** Begin THE DATA **

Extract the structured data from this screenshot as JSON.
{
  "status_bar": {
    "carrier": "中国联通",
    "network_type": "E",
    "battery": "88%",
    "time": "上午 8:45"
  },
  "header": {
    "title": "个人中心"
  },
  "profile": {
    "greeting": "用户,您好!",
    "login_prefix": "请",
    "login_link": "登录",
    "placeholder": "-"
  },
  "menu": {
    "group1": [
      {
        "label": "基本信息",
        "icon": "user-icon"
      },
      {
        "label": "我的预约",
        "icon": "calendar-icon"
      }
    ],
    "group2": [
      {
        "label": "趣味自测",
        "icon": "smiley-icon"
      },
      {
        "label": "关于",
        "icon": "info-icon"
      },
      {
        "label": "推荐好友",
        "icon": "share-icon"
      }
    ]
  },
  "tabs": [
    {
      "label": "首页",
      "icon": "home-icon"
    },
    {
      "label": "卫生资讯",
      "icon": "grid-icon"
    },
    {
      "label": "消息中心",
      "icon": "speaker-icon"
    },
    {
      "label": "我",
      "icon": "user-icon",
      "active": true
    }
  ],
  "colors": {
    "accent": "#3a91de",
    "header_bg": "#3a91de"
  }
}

** End THE DATA **

- YOUR OBJECTIVE:
Repeat every entry exactly as written above.

- ANSWER TO THE EXERCISE:
Extract the structured data from this screenshot as JSON.
{
  "status_bar": {
    "carrier": "中国联通",
    "network_type": "E",
    "battery": "88%",
    "time": "上午 8:45"
  },
  "header": {
    "title": "个人中心"
  },
  "profile": {
    "greeting": "用户,您好!",
    "login_prefix": "请",
    "login_link": "登录",
    "placeholder": "-"
  },
  "menu": {
    "group1": [
      {
        "label": "基本信息",
        "icon": "user-icon"
      },
      {
        "label": "我的预约",
        "icon": "calendar-icon"
      }
    ],
    "group2": [
      {
        "label": "趣味自测",
        "icon": "smiley-icon"
      },
      {
        "label": "关于",
        "icon": "info-icon"
      },
      {
        "label": "推荐好友",
        "icon": "share-icon"
      }
    ]
  },
  "tabs": [
    {
      "label": "首页",
      "icon": "home-icon"
    },
    {
      "label": "卫生资讯",
      "icon": "grid-icon"
    },
    {
      "label": "消息中心",
      "icon": "speaker-icon"
    },
    {
      "label": "我",
      "icon": "user-icon",
      "active": true
    }
  ],
  "colors": {
    "accent": "#3a91de",
    "header_bg": "#3a91de"
  }
}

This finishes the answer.